> INFORMATION SUPPLIED:
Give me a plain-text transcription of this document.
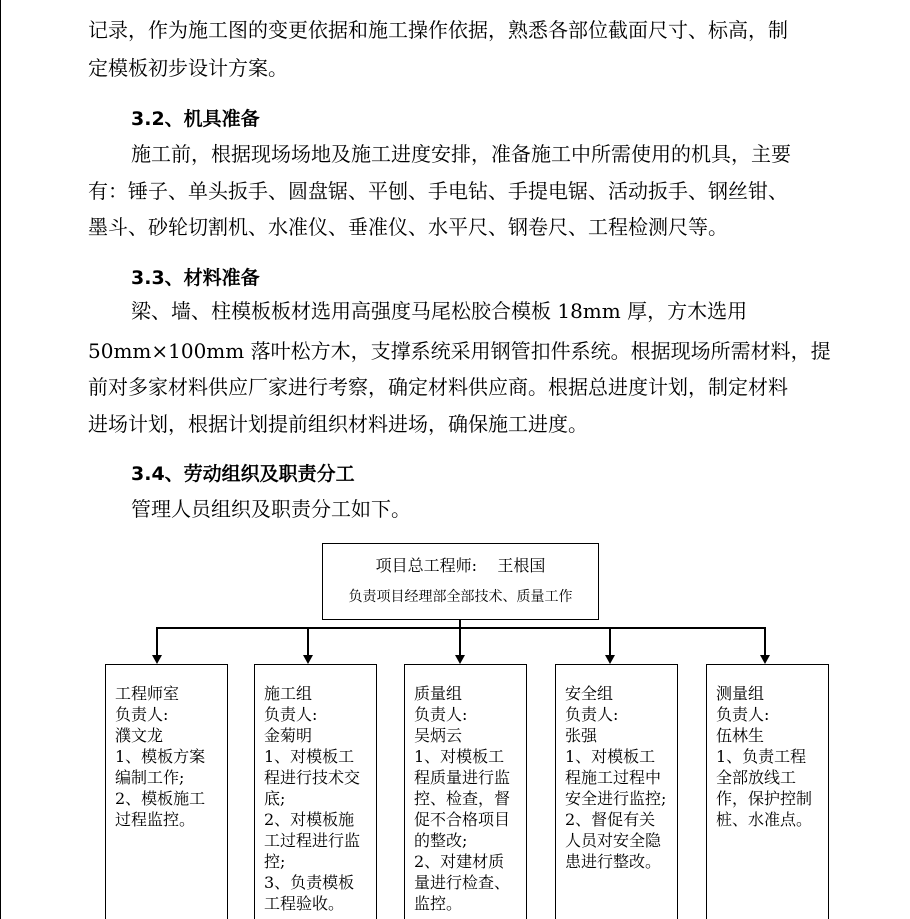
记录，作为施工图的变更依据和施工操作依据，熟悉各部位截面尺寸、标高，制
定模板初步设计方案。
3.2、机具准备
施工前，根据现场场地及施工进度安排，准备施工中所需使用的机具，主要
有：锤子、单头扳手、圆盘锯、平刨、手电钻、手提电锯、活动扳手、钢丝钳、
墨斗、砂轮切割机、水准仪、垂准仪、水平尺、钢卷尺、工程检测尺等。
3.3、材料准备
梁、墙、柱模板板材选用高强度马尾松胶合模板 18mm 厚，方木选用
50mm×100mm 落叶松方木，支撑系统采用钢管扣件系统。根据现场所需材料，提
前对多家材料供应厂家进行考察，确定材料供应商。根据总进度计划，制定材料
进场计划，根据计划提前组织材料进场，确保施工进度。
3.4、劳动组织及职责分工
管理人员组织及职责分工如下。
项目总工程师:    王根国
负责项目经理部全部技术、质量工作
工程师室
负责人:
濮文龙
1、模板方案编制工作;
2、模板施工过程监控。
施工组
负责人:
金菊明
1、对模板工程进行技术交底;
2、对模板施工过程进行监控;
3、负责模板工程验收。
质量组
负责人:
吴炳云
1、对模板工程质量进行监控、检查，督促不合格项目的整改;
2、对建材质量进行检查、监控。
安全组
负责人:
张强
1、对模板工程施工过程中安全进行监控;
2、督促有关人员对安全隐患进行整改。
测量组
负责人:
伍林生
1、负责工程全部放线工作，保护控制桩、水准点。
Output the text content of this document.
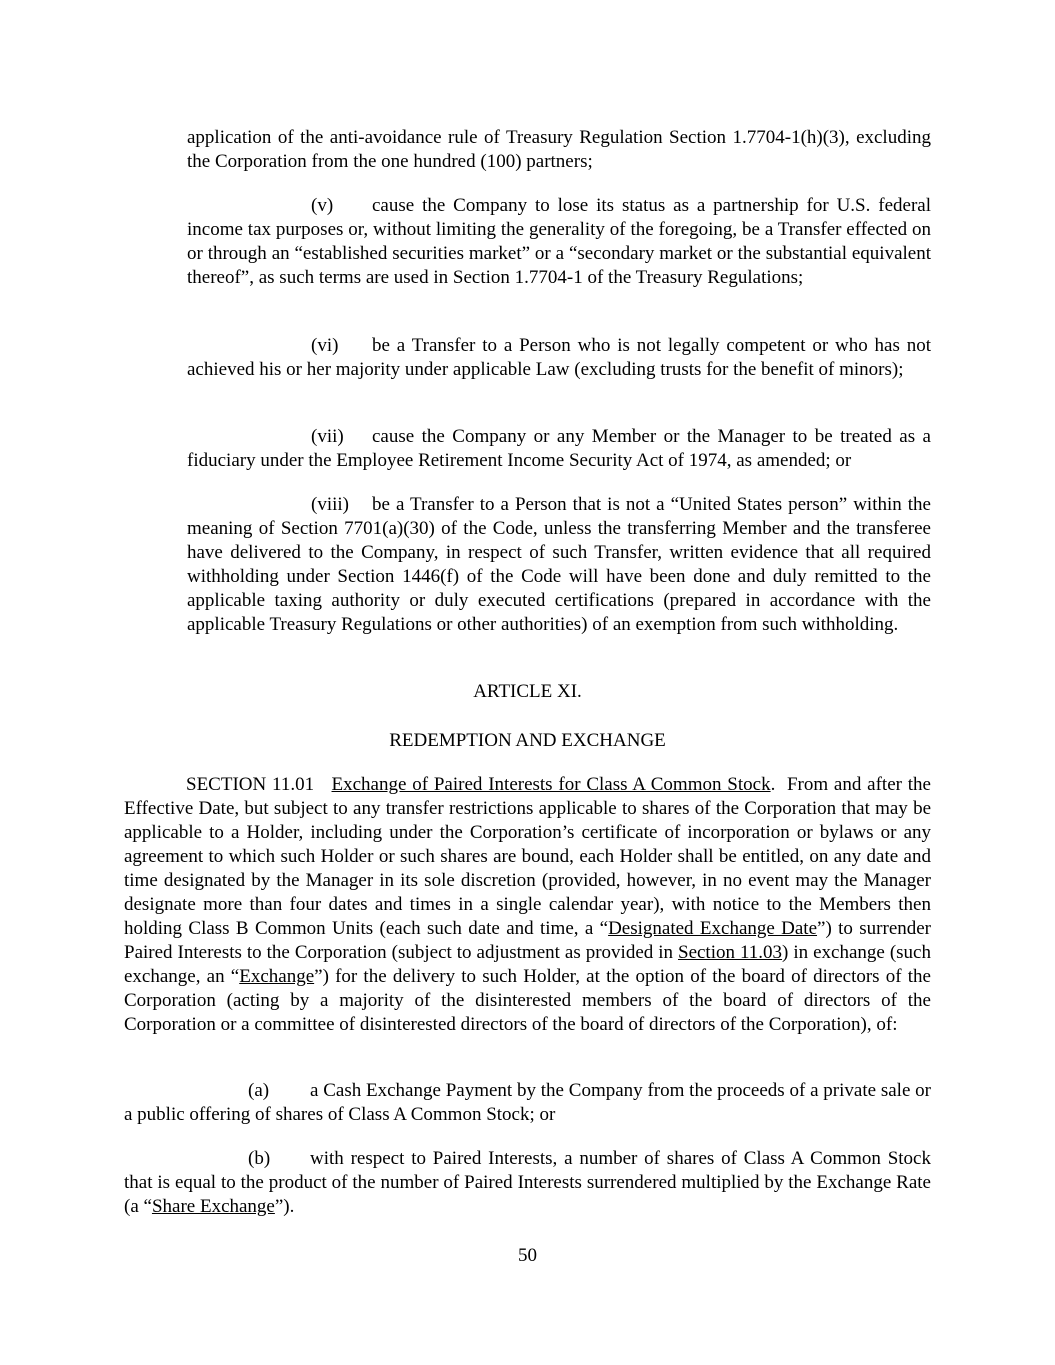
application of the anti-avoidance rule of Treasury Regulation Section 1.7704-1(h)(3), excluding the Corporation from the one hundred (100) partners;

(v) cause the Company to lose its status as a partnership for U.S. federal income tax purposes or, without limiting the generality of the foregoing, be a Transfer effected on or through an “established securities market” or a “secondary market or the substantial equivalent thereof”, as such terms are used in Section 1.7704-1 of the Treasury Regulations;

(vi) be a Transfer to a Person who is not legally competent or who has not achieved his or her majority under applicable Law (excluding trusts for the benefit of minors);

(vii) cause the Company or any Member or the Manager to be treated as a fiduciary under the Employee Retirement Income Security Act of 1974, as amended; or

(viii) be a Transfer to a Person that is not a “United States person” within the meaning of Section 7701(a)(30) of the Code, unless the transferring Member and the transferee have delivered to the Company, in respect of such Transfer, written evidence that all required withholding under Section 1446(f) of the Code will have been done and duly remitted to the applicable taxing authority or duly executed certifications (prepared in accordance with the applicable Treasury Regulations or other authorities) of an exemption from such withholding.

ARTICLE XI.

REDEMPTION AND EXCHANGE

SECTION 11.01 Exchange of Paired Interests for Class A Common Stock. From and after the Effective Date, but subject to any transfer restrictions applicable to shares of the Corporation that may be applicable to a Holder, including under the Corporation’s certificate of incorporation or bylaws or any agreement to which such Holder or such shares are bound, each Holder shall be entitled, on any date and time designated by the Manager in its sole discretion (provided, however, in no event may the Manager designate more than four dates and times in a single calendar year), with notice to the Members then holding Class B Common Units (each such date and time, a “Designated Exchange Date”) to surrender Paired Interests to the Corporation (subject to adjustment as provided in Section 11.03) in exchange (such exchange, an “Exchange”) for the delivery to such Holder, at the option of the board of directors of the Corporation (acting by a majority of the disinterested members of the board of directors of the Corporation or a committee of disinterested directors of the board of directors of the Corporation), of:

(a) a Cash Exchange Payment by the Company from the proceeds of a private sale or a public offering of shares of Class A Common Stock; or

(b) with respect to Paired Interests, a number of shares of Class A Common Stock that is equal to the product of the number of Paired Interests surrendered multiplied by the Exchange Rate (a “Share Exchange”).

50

--

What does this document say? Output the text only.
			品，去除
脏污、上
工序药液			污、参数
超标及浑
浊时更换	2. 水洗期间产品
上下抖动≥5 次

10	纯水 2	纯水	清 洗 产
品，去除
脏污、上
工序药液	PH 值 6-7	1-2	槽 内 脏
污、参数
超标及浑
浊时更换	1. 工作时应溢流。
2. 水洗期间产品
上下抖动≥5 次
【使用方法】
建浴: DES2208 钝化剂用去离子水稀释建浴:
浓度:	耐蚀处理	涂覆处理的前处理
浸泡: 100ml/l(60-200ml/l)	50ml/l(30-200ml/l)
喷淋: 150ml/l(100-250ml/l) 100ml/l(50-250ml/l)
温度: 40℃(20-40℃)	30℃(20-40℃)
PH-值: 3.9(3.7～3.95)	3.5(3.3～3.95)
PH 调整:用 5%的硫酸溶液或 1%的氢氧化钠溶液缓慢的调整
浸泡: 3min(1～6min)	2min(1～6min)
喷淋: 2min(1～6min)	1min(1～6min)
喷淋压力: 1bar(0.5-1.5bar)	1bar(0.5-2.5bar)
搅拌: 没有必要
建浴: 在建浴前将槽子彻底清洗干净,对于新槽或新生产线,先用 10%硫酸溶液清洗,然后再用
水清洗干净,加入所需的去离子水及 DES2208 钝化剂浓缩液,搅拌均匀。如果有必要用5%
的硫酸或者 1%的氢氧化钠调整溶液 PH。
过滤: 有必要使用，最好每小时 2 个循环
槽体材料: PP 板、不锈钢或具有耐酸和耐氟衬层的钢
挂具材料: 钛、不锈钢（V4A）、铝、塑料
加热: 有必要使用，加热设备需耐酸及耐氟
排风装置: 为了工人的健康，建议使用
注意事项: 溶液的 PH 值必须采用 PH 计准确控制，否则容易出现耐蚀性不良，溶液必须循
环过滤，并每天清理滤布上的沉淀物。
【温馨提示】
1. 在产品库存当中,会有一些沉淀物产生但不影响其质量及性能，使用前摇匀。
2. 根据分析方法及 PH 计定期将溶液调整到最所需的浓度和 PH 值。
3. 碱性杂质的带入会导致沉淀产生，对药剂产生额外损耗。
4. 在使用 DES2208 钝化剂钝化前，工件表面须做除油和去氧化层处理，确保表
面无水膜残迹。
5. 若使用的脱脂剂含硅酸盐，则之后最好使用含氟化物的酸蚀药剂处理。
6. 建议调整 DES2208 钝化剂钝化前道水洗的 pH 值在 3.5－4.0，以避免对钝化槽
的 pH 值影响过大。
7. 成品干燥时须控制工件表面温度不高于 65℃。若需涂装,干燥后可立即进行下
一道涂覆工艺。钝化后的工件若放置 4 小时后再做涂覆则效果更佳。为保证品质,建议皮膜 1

> GOAL: Where does the word "Regulations" appear? Return each line that holds it.

> FINAL RESULT:
(v) cause the Company to lose its status as a partnership for U.S. federal income tax purposes or, without limiting the generality of the foregoing, be a Transfer effected on or through an “established securities market” or a “secondary market or the substantial equivalent thereof”, as such terms are used in Section 1.7704-1 of the Treasury Regulations;
(viii) be a Transfer to a Person that is not a “United States person” within the meaning of Section 7701(a)(30) of the Code, unless the transferring Member and the transferee have delivered to the Company, in respect of such Transfer, written evidence that all required withholding under Section 1446(f) of the Code will have been done and duly remitted to the applicable taxing authority or duly executed certifications (prepared in accordance with the applicable Treasury Regulations or other authorities) of an exemption from such withholding.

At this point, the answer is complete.